Task description> Sort through the data and copy the lines holding the word "masala".

Dataset items:
..............................
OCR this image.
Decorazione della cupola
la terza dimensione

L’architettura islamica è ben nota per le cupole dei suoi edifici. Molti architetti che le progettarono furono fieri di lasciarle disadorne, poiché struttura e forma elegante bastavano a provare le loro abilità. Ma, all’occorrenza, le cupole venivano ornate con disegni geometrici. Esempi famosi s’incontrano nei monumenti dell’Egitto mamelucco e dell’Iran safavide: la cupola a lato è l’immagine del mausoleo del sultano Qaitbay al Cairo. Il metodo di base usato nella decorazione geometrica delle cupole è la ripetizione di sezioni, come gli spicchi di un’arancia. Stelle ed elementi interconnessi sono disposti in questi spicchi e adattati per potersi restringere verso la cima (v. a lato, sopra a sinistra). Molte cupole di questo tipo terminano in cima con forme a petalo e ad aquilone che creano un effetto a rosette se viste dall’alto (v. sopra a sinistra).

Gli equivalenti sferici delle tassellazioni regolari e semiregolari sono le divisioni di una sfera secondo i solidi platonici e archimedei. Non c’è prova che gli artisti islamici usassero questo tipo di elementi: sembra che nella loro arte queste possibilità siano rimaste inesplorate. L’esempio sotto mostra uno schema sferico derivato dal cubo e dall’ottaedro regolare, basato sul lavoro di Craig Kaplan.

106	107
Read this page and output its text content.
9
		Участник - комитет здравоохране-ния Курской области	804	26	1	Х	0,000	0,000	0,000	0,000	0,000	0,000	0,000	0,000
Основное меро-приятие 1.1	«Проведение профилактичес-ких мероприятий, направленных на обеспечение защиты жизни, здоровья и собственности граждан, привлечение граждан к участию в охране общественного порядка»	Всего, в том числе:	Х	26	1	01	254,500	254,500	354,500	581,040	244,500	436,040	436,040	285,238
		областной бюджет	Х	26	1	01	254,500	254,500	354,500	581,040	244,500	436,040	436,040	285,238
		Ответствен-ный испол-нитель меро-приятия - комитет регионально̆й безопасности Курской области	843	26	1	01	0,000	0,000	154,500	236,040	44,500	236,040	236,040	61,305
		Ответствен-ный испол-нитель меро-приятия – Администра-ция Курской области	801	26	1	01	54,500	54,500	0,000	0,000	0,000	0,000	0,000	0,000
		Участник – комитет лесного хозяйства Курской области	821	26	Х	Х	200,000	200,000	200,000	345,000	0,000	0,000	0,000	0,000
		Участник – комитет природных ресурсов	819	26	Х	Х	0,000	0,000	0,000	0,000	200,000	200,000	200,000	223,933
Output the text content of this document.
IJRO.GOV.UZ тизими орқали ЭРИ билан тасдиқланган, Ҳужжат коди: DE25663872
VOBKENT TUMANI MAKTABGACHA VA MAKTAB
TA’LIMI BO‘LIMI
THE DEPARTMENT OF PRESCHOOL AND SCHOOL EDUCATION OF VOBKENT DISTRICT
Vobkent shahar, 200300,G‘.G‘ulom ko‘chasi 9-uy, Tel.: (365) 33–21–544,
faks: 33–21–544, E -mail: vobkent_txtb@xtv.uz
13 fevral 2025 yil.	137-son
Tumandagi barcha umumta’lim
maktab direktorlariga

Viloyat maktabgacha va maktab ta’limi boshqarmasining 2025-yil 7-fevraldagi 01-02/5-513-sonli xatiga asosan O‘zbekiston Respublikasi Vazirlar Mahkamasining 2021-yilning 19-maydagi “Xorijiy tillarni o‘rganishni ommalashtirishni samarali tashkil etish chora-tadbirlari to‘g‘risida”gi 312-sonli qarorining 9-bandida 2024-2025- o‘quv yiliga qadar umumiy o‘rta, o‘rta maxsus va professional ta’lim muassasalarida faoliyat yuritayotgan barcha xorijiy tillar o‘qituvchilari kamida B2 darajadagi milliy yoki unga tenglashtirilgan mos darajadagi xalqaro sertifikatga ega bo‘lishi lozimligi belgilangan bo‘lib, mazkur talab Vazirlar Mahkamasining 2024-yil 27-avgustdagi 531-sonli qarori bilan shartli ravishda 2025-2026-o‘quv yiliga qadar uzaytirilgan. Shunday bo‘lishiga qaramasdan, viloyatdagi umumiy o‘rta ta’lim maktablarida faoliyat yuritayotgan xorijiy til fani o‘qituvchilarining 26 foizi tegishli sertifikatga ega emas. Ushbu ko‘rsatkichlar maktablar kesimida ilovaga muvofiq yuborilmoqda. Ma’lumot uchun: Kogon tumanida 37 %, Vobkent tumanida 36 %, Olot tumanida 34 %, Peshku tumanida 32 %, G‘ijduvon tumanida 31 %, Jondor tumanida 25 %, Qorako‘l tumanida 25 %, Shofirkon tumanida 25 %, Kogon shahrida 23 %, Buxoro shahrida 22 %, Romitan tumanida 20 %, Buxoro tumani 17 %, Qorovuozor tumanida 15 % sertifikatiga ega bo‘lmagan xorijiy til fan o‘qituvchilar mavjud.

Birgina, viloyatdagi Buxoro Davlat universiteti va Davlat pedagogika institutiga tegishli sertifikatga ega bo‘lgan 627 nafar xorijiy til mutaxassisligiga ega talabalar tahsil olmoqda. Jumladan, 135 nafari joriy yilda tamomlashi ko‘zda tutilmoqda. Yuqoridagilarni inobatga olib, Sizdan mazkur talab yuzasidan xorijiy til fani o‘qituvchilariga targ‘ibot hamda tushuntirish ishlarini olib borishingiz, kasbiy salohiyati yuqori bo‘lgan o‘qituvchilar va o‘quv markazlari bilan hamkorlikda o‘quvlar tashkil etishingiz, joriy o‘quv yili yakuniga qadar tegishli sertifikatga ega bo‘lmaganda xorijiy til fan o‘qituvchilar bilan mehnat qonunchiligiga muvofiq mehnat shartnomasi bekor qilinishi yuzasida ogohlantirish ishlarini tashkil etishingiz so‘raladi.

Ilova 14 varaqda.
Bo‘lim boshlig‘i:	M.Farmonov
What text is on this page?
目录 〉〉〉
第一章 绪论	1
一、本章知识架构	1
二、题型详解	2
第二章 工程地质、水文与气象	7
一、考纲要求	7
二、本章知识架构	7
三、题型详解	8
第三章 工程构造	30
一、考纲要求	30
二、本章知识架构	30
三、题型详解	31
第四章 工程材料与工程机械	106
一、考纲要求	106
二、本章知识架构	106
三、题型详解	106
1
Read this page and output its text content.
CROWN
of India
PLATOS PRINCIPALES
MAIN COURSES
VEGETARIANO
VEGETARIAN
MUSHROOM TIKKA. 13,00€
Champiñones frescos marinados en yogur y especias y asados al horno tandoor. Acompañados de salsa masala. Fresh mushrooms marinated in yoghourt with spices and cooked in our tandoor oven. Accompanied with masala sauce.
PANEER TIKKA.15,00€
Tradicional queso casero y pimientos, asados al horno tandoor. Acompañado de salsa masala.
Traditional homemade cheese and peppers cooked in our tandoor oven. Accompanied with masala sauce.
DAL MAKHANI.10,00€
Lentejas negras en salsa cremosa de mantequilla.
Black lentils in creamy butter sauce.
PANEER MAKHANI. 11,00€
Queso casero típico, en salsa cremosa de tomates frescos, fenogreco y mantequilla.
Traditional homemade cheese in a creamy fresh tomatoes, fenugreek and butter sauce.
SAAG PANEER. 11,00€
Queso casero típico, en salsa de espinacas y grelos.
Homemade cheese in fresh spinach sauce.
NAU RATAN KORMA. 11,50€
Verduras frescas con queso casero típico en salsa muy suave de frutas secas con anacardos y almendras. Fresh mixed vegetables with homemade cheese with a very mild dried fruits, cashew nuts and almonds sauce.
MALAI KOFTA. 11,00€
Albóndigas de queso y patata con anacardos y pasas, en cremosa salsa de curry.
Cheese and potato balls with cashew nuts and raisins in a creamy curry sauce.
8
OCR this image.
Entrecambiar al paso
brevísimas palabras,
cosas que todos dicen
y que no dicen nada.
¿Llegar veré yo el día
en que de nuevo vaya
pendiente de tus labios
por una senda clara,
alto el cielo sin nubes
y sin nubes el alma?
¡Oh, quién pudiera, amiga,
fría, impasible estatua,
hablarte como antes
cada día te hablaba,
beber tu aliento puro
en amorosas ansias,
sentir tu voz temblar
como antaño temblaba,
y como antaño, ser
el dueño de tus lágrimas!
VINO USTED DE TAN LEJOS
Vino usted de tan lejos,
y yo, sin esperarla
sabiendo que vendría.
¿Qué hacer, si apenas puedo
..............................
Correct answer>
Champiñones frescos marinados en yogur y especias y asados al horno tandoor. Acompañados de salsa masala. Fresh mushrooms marinated in yoghourt with spices and cooked in our tandoor oven. Accompanied with masala sauce.
Tradicional queso casero y pimientos, asados al horno tandoor. Acompañado de salsa masala.
Traditional homemade cheese and peppers cooked in our tandoor oven. Accompanied with masala sauce.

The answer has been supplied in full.